### [PROBLEM TO WORK ON]
Present every line in which the string "their" appears.

[Lines of data]
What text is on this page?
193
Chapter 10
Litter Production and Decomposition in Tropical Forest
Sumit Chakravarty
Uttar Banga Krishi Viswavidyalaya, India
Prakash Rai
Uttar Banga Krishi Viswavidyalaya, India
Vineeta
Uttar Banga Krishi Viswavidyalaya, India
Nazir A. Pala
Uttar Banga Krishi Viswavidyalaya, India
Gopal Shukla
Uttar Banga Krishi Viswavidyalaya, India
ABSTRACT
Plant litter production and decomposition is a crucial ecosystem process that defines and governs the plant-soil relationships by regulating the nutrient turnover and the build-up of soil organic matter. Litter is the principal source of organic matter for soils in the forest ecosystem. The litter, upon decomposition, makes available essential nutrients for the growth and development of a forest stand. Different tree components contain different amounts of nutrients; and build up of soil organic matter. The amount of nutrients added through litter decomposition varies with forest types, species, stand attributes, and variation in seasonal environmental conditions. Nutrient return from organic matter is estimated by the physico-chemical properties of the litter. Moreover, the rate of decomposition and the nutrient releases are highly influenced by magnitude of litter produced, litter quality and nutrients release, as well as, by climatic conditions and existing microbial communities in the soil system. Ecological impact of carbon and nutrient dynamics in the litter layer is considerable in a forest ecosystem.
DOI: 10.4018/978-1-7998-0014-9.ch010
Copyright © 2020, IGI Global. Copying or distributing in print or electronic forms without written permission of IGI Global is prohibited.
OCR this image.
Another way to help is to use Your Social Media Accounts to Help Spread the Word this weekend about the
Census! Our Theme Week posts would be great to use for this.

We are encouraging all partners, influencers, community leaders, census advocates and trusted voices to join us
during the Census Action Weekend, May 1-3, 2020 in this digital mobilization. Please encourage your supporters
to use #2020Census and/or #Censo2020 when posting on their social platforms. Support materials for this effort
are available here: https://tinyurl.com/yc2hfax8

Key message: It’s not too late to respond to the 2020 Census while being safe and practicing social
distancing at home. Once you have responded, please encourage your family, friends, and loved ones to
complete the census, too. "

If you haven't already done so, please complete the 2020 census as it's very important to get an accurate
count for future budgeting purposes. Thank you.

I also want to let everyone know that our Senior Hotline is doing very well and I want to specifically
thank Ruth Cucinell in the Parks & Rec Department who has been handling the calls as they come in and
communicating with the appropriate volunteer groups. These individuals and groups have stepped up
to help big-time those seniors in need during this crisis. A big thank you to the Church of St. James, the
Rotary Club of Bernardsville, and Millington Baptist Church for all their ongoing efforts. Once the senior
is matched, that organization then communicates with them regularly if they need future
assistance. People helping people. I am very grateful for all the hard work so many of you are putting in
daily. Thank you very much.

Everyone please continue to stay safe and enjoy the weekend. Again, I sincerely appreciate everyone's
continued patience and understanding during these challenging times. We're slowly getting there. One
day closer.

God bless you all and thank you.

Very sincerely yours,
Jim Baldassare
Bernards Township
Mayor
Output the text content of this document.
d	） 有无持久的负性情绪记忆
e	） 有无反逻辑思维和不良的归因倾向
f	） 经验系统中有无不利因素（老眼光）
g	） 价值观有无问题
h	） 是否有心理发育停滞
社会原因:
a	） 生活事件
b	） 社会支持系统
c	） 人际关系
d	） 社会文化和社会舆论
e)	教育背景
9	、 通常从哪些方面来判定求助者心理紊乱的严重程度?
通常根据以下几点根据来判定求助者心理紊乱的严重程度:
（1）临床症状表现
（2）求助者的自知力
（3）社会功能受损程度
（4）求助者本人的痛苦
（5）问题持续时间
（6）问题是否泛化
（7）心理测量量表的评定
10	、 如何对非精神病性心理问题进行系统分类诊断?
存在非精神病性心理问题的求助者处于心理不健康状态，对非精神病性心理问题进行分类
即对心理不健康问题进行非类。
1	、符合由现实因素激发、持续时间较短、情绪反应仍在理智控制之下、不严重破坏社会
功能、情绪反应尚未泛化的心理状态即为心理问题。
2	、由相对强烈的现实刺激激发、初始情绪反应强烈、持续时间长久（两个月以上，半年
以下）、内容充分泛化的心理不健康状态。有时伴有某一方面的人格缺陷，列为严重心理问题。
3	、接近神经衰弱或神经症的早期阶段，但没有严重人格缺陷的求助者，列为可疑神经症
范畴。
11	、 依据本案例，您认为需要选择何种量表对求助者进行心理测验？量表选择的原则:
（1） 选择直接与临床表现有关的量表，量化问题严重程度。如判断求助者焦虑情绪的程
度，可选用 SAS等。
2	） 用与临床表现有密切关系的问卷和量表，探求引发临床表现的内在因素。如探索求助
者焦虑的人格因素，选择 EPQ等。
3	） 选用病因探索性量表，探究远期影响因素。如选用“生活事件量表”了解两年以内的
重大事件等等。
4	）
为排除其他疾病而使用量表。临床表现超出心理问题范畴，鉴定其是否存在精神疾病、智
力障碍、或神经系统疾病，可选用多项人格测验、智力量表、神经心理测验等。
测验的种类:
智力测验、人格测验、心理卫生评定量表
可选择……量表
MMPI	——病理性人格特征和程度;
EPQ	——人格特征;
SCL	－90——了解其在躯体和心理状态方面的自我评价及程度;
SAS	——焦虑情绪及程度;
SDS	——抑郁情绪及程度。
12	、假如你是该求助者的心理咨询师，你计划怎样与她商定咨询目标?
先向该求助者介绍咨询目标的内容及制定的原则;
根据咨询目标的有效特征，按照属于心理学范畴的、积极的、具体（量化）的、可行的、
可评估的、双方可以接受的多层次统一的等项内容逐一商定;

### [EXERCISE RESULT]
to use #2020Census and/or #Censo2020 when posting on their social platforms. Support materials for this effort
Rotary Club of Bernardsville, and Millington Baptist Church for all their ongoing efforts. Once the senior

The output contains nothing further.